**CONSIGNE**
Actualisez l'article sur Titouan Lamazou de « Ces dernières années, les » jusqu'à « composition très percutant... » inclus, en y remplaçant « estampes » par « gravures ». Recopiez ensuite ce passage ainsi modifié.

**TEXTE DU DOCUMENT**
● ● ●

Le peintre Titouan Lamazou expose son travail à Aigues-Mortes dans le Gard. Parallèlement paraît chez Gallimard le livre Oeuvres vagabondes qui revient sur 40 ans de carrière avec un entretien avec son ami Jean de Loisy

Titouan Lamazou le reconnaît d'emblée, il a un parcours « d’artiste atypique » et finalement mal connu. L’espace qui lui est consacré en permanence à Aigues-Mortes renouvelle son accrochage, mélangeant les époques, les livres, les peintures et les éditions limitées.

Ces dernières années, les estampes issues de son projet Femmes du monde ont été beaucoup vues. Elles n’ont rien perdu de leur puissance. Chaque dessin, chaque peinture est une ode à la dignité et à l'humanité.

Sont également présentées des œuvres plus anciennes, des bateaux, des cartes, des récits vagabonds où se mélangent photo, dessin, peinture avec un sens de la composition très percutant...

Sur quelques œuvres originales, Titouan Lamazou montre toute sa virtuosité, mais aussi la force d'un regard qui cherche vraiment à savoir, à comprendre, à connaître. Il s’intéresse à la culture du karité au Burkina, photographie la Californie ou peint des scènes de bars cubains aux perspectives complexes. Dans les gouaches, on voit comment s’entremêlent le dessin et la peinture pour donner du souffle aux compositions. À chaque fois, c’est une histoire qu’il raconte, un moment qu’il partage. Et surtout un regard, car presque tous les modèles regardent le peintre dans les yeux, avec fierté, dignité et liberté.

Parallèlement à l'exposition, paraît chez Gallimard le livre Œuvres vagabondes 1965-2015 qui revient sur sa carrière, depuis les premières œuvres de jeunesse jusqu'au rêve de bateau atelier. L’ouvrage s’articule autour d’un entretien avec son ami Jean de Loisy, commissaire d'exposition, actuel président du Palais de Tokyo et producteur de l'émission de radio Les Regardeurs sur France culture. Des Beaux-arts à la voile, des voyages autour du monde au travail à l’atelier, la conversation montre le travail complexe d’un artiste qui construit son œuvre humaniste, patiemment et avec constance.

Rencontre avec Titouan Lamazou, puis avec Jean de Loisy autour d'une oeuvre humaniste et vagabonde...

Exposition jusqu'au 8 janvier. Mercredi au dimanche, 15 h à 19 h. Espace Titouan Lamazou, 11 quai des Croisades, Aigues-Mortes. Entrée libre. 06 08 67 32 05.

Oeuvres vagabondes, 1965-2015. Editions Gallimard. 256 pages. 25,90 euros.

 

Un cap zigzaguant

Titouon Lamazou, ce livre revient sur votre parcours depuis 1965. Que vous inspire ce regard rétrospectif ?

Titouan Lamazou : Le livre est organisé autour d'un entretien avec Jean de Loisy, pour préciser mon parcours d'artiste atypique qui peut parfois prêter à confusion. Les gens pensent souvent que la peinture est une reconversion après une carrière de sportif. On peut avoir l'impression d'un éparpillement, d'un cap zigzaguant. Quand on regarde en arrière, on voit qu'il est relativement rectiligne. Être artiste est ma première vocation, une vocation qui a été légèrement modifiée par ma propension au mouvement.

● ● ●

**EXTRAIT DE DONNÉES**
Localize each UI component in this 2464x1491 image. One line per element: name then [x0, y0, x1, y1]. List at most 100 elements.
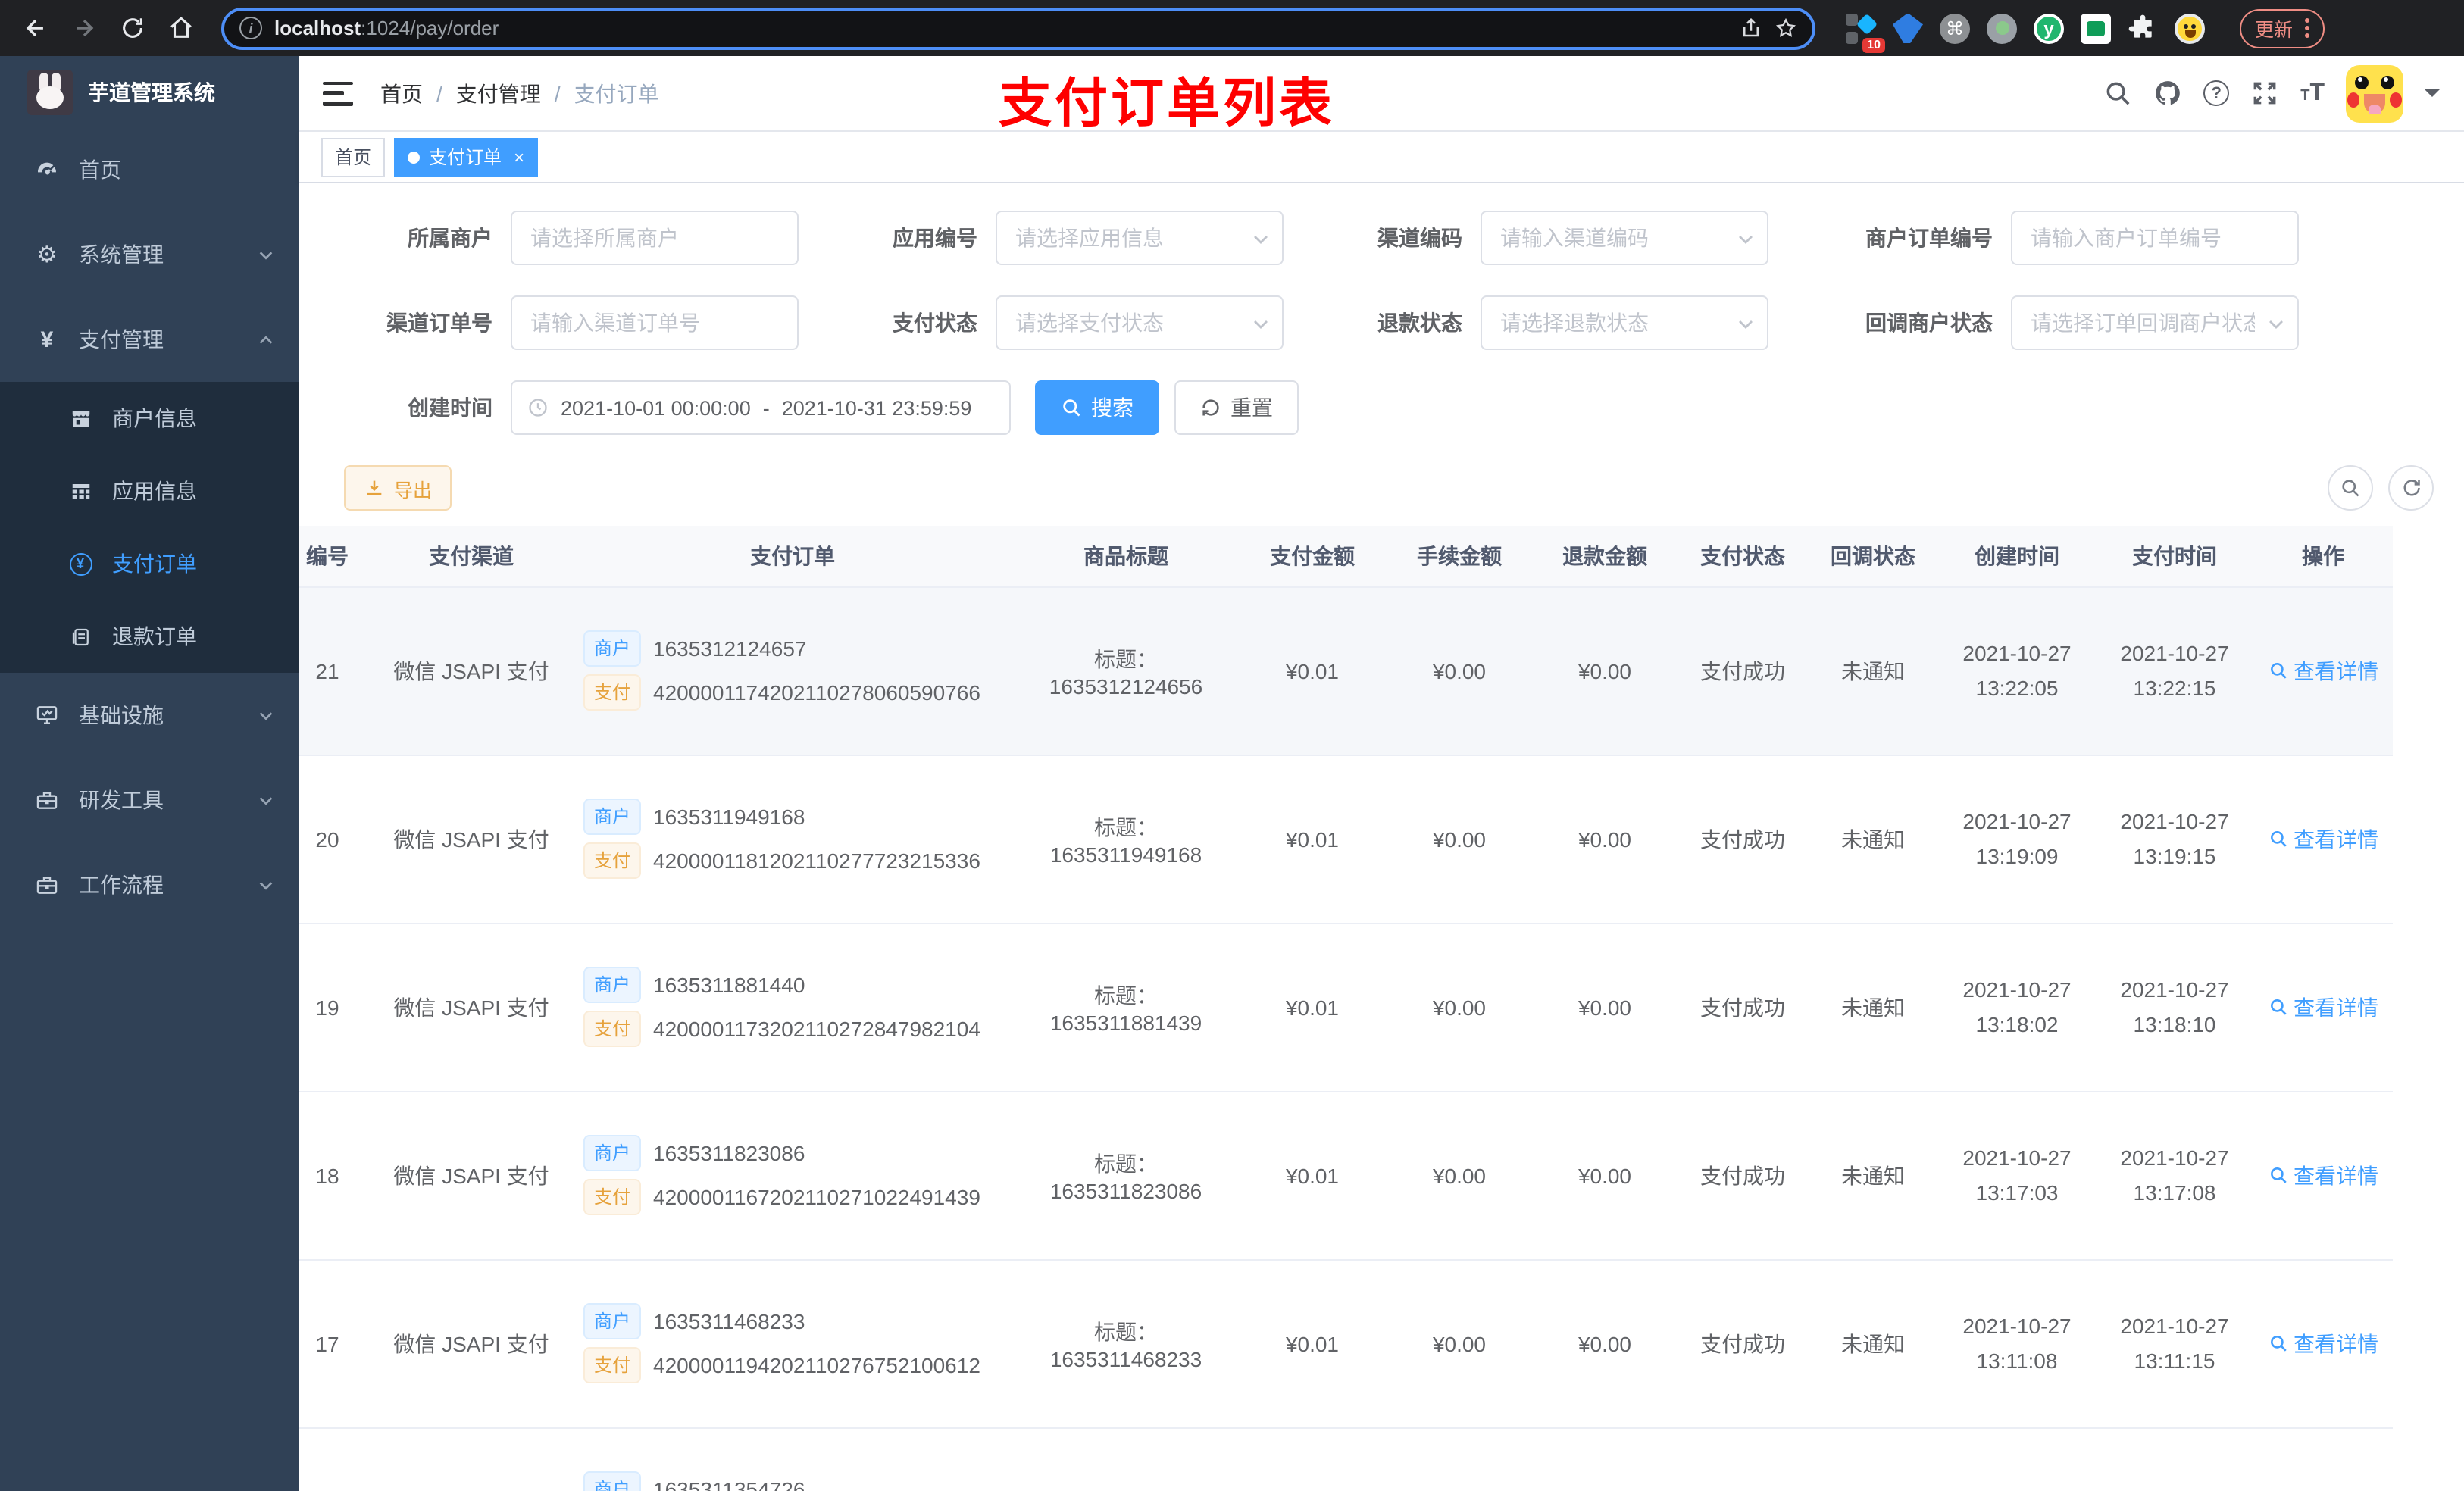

● ● ●

**RÉPONSE À L'EXERCICE**
Ces dernières années, les gravures issues de son projet Femmes du monde ont été beaucoup vues. Elles n’ont rien perdu de leur puissance. Chaque dessin, chaque peinture est une ode à la dignité et à l'humanité.

Sont également présentées des œuvres plus anciennes, des bateaux, des cartes, des récits vagabonds où se mélangent photo, dessin, peinture avec un sens de la composition très percutant...